Do this:
Search the material below for the word "JSON". Copy every line that has it.

==*==

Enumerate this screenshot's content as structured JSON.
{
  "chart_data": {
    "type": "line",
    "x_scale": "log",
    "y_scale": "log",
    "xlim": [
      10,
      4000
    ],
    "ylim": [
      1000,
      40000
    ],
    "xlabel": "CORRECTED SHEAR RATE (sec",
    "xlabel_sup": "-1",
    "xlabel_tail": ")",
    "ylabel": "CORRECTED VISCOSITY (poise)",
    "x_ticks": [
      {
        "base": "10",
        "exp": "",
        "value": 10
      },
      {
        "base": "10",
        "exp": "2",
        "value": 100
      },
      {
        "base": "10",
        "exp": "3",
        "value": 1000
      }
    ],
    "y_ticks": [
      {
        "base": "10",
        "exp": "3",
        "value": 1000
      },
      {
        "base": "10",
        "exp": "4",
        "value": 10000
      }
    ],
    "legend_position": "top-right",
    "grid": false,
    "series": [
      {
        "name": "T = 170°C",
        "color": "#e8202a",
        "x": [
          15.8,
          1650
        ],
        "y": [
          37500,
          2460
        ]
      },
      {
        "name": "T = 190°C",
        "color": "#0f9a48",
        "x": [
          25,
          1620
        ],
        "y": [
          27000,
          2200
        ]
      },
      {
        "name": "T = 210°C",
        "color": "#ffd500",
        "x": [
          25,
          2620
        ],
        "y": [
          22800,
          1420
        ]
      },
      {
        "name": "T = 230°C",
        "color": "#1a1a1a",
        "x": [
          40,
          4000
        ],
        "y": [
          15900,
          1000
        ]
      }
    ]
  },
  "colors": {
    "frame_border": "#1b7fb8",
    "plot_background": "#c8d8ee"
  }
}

==*==

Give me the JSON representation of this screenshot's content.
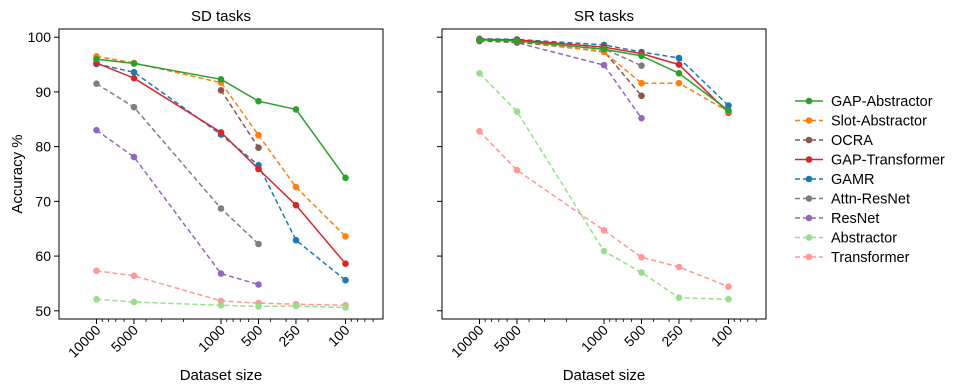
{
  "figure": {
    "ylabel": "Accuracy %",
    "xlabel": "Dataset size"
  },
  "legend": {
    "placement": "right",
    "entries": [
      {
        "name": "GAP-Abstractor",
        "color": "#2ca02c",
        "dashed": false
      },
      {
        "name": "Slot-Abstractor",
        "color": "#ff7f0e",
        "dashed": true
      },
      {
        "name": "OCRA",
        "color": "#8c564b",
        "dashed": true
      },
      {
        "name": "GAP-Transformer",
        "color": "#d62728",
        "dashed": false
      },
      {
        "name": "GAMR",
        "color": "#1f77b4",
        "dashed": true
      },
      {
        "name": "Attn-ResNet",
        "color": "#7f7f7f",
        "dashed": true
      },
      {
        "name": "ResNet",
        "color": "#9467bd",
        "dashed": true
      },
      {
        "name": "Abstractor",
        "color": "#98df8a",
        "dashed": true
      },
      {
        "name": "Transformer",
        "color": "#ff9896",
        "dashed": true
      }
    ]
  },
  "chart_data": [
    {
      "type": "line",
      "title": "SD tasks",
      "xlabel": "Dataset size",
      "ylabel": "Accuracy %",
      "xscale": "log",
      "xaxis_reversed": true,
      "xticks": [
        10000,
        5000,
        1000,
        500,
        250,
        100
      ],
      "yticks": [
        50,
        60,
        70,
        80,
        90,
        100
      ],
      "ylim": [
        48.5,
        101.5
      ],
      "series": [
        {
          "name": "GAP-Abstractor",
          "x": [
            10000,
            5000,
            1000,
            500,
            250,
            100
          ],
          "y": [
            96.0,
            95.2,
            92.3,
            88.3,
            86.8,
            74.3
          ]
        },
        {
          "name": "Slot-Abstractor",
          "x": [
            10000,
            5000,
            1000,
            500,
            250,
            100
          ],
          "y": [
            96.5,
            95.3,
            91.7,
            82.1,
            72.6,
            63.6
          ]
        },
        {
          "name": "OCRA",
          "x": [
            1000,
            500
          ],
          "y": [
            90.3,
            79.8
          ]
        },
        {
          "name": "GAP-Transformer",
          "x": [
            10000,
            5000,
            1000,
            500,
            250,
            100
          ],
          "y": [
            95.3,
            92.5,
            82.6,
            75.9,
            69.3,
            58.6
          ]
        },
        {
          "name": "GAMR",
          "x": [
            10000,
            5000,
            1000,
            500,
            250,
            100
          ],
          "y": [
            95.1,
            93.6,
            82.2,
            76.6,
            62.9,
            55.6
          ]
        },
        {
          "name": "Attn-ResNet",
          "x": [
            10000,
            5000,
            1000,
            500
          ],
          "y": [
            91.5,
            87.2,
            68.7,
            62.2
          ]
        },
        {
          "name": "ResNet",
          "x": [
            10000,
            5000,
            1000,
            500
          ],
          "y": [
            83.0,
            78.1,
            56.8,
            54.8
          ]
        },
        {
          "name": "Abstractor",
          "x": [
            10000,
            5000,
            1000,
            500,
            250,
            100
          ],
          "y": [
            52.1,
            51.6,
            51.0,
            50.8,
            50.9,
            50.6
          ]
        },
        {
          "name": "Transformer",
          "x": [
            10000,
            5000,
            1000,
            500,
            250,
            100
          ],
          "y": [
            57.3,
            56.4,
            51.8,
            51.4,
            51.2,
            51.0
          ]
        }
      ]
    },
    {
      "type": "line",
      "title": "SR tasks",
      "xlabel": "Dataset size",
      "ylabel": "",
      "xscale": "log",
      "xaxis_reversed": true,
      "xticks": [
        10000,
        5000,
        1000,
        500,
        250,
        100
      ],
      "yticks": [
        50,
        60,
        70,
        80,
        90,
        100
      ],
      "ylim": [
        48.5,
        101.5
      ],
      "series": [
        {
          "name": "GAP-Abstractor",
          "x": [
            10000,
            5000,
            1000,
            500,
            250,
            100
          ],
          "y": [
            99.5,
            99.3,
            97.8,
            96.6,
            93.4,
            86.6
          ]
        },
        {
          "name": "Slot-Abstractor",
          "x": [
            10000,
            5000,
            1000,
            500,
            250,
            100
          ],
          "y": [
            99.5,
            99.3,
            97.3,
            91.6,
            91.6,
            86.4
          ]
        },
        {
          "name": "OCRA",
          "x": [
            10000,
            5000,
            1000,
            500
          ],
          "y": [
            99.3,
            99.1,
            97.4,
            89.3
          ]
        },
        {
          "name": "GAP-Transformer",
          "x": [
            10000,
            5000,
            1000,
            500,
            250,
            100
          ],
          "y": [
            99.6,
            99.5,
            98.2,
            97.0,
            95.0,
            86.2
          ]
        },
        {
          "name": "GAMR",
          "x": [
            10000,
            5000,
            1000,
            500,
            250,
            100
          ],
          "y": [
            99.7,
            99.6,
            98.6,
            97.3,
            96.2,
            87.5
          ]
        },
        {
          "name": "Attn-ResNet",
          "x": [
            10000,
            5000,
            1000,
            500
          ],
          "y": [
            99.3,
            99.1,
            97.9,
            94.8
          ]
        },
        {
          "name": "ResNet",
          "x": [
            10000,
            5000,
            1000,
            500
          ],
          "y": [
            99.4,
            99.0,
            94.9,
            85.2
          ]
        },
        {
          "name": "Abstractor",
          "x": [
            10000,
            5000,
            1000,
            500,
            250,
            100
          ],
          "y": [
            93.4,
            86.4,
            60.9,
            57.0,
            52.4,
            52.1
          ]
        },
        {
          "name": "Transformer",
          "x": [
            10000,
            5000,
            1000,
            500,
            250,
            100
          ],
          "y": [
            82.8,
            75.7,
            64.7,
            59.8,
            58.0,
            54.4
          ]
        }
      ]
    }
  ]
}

==*==

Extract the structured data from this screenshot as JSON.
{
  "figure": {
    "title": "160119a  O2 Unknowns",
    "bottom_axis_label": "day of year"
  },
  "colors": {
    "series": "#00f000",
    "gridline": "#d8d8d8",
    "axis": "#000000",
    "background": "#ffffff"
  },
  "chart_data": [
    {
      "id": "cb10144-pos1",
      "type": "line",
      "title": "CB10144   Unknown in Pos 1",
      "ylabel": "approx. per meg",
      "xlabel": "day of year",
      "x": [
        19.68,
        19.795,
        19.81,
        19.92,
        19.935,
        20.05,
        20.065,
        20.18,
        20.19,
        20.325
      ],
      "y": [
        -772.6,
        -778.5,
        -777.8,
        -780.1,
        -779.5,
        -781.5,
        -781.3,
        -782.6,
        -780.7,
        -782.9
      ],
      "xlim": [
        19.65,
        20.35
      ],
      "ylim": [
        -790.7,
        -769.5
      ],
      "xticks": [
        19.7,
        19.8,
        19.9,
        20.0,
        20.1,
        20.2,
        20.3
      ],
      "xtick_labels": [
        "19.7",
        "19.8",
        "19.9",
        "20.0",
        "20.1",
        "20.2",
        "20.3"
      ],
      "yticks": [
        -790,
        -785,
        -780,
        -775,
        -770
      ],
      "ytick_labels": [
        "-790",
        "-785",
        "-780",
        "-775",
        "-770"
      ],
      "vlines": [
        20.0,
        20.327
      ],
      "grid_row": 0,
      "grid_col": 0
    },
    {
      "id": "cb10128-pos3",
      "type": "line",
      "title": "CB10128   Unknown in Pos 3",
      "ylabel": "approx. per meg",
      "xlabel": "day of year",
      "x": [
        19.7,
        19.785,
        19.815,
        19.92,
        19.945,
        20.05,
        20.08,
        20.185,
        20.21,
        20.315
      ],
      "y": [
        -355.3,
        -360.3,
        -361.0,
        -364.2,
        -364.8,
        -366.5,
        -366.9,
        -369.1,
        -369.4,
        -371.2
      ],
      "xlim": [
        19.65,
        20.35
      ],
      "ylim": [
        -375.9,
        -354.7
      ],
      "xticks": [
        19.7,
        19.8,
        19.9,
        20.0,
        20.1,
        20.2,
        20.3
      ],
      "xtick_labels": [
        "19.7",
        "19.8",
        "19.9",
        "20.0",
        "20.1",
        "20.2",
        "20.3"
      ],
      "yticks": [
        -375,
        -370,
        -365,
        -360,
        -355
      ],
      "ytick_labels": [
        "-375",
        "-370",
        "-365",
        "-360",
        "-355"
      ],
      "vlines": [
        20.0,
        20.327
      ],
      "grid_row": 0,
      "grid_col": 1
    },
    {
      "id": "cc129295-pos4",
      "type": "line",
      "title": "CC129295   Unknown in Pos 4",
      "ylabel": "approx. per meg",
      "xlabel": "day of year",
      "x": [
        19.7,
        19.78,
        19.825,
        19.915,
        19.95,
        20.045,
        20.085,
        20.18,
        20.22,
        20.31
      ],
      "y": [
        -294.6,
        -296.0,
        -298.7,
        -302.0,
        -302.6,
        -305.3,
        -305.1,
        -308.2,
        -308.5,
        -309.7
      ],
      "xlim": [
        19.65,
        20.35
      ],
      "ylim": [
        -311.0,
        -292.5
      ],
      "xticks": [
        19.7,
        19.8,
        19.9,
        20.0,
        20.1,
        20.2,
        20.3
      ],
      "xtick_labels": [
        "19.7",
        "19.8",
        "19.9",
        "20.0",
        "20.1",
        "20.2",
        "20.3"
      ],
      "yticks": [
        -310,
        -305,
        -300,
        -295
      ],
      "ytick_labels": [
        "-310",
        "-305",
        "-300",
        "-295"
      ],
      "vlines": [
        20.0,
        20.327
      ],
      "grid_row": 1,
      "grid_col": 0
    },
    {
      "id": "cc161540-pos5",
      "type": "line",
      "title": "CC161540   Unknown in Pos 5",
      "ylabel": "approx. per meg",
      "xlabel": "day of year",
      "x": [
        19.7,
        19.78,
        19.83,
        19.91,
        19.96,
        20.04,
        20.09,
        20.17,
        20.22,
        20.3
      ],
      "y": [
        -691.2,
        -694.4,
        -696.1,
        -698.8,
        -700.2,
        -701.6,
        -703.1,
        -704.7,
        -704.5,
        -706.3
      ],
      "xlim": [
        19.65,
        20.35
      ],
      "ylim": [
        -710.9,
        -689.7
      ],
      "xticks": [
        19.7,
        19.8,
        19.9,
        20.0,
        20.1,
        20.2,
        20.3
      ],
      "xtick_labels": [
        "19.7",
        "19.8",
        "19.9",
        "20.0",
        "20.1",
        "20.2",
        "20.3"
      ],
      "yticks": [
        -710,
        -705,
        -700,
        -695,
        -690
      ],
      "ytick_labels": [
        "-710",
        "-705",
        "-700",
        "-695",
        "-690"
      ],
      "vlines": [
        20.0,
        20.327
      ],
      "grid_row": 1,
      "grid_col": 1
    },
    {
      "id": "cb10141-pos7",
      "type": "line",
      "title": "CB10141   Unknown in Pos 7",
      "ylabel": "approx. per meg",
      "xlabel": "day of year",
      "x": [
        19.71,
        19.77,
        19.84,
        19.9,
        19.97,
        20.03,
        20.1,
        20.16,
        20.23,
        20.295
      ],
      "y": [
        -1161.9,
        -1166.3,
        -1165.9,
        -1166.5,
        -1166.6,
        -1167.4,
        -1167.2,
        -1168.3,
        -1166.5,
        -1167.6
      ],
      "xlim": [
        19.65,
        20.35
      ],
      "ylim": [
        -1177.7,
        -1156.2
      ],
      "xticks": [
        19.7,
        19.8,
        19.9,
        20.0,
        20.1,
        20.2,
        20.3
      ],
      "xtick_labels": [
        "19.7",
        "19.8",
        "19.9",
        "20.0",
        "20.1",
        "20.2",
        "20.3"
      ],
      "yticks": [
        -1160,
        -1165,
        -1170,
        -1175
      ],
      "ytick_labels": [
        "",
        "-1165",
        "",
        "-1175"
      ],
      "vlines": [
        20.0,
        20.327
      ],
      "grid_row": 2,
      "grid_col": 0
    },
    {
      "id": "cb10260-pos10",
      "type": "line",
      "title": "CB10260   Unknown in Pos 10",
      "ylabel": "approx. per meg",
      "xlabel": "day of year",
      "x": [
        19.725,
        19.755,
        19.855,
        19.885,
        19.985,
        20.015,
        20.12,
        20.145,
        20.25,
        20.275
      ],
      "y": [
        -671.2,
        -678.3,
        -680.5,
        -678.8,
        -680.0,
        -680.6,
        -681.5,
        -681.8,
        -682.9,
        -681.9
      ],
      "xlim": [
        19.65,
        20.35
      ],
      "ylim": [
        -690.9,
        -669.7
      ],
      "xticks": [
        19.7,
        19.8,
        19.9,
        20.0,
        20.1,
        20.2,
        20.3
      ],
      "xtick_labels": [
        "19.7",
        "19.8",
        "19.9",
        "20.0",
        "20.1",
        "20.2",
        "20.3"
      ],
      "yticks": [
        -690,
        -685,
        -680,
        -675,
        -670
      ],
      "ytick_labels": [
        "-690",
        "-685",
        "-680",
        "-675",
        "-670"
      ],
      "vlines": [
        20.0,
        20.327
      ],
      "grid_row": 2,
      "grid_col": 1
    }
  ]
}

==*==

Solution below:
Enumerate this screenshot's content as structured JSON.
Give me the JSON representation of this screenshot's content.
Extract the structured data from this screenshot as JSON.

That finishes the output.